▶ Written exercise
Find the lines with "name" in them and copy them out.

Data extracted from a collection
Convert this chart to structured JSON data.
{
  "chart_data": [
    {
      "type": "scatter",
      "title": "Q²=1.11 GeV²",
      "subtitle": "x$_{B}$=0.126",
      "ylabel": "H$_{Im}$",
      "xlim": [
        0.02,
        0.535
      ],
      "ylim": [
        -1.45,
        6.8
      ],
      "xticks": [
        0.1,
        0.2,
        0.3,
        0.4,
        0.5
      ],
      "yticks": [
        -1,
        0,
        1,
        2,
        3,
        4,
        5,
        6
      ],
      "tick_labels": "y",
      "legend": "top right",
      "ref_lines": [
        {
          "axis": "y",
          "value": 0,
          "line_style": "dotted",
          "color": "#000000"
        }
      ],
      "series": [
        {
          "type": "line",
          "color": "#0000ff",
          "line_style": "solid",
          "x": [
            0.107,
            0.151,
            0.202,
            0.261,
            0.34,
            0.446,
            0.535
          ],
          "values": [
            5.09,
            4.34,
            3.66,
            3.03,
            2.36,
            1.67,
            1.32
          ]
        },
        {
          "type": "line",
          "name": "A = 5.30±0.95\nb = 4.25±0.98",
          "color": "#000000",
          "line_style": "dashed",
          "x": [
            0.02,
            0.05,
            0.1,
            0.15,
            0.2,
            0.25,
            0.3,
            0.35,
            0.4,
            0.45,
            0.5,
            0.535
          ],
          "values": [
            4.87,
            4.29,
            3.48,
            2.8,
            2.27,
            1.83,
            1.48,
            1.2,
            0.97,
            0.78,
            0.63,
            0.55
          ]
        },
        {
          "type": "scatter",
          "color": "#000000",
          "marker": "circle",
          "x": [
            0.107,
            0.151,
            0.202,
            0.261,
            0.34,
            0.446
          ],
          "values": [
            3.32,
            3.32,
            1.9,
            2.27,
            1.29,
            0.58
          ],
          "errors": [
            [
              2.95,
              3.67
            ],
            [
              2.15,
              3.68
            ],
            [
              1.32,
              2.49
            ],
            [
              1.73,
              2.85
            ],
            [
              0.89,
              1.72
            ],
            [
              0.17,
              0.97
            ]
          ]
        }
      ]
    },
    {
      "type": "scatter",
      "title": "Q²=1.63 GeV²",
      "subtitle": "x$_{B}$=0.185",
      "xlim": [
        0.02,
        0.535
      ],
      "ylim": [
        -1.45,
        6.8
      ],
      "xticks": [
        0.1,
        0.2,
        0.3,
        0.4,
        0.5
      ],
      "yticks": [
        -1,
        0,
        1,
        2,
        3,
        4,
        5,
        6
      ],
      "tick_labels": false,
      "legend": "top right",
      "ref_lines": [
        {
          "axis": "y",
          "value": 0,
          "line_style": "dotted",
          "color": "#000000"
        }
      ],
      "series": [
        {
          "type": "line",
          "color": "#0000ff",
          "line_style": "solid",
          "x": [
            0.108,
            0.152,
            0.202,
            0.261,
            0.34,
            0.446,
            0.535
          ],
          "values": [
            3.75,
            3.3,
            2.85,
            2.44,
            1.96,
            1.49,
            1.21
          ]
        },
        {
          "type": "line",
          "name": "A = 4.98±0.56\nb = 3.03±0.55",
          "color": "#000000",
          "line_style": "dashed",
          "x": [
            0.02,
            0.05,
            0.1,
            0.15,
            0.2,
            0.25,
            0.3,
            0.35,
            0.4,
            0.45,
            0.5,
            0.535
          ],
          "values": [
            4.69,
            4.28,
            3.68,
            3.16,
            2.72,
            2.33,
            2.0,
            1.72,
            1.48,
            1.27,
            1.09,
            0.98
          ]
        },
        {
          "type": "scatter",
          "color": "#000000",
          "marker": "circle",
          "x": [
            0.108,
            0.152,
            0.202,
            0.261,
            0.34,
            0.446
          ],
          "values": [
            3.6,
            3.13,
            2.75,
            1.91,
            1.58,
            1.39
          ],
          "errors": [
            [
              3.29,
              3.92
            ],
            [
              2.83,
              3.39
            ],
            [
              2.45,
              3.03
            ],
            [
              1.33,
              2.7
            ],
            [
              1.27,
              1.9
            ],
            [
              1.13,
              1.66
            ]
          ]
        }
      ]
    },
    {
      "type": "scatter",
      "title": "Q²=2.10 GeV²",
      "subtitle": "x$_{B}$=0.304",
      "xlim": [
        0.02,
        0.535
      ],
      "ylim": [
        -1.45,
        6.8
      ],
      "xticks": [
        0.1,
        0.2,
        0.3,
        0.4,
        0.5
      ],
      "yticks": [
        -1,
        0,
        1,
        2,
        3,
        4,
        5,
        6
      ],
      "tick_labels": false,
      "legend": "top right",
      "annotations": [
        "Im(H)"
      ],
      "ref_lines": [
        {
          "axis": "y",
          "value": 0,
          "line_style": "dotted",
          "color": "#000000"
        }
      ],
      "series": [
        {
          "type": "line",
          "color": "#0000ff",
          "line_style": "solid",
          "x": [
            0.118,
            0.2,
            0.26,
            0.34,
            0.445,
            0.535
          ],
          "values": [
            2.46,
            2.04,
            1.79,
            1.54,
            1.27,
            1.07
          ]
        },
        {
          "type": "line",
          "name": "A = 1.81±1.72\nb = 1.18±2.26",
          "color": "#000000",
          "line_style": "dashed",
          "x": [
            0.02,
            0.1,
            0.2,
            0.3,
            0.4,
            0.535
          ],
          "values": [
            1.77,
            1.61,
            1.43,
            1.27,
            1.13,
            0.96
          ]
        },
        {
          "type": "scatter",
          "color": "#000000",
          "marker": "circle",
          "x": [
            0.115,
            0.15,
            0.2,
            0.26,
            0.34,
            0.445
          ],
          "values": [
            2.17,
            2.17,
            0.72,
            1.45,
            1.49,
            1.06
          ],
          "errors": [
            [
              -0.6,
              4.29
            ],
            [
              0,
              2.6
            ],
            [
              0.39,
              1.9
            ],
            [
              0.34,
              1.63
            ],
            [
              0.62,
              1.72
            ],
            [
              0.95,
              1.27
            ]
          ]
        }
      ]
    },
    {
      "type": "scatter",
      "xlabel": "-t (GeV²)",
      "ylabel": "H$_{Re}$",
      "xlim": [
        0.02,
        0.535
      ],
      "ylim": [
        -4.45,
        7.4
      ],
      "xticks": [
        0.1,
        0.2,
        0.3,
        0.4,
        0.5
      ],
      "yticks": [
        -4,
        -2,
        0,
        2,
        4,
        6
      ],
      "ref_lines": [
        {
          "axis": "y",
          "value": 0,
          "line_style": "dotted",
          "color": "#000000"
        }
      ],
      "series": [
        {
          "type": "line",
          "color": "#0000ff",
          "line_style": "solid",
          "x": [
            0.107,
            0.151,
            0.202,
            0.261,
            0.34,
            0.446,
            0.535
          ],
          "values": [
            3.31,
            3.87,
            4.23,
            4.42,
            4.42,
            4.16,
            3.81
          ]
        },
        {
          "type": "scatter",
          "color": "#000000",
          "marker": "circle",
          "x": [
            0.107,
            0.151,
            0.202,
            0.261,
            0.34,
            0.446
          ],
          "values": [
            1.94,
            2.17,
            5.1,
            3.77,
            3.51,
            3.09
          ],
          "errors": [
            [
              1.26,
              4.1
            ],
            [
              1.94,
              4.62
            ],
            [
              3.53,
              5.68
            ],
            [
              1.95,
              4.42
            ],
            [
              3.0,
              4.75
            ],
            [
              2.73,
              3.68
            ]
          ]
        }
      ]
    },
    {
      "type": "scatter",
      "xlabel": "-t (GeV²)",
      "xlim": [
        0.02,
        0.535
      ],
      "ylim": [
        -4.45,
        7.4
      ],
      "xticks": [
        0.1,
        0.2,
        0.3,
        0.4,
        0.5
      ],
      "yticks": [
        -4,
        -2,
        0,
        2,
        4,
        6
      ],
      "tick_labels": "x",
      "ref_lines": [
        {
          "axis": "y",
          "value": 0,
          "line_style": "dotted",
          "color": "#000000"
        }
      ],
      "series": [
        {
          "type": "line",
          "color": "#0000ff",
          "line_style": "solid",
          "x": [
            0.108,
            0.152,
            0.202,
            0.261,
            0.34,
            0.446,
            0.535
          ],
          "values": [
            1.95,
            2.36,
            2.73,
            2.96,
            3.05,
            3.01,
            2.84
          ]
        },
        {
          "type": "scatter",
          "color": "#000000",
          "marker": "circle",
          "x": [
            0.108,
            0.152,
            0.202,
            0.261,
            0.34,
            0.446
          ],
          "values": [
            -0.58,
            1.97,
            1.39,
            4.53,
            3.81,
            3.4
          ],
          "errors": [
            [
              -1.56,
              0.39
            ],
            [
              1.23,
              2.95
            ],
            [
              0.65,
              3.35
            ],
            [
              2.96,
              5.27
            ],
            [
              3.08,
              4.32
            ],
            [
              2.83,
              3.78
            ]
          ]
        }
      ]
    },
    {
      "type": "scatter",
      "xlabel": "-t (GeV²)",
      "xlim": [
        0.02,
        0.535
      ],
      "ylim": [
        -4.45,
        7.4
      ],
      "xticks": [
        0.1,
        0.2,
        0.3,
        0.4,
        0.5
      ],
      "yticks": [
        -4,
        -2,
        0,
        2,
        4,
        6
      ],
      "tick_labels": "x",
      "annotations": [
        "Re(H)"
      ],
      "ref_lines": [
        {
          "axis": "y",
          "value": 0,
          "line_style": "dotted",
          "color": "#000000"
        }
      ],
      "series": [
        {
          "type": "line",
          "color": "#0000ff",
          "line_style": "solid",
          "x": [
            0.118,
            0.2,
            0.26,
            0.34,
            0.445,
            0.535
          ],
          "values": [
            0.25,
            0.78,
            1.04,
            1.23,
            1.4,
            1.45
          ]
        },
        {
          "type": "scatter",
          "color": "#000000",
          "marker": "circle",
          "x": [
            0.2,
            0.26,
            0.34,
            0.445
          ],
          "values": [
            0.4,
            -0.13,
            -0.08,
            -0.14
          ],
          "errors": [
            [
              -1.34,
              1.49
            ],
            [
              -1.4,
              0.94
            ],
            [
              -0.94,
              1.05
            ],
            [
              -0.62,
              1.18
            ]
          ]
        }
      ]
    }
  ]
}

▶ Finished task
          "name": "A = 5.30±0.95\nb = 4.25±0.98",
          "name": "A = 4.98±0.56\nb = 3.03±0.55",
          "name": "A = 1.81±1.72\nb = 1.18±2.26",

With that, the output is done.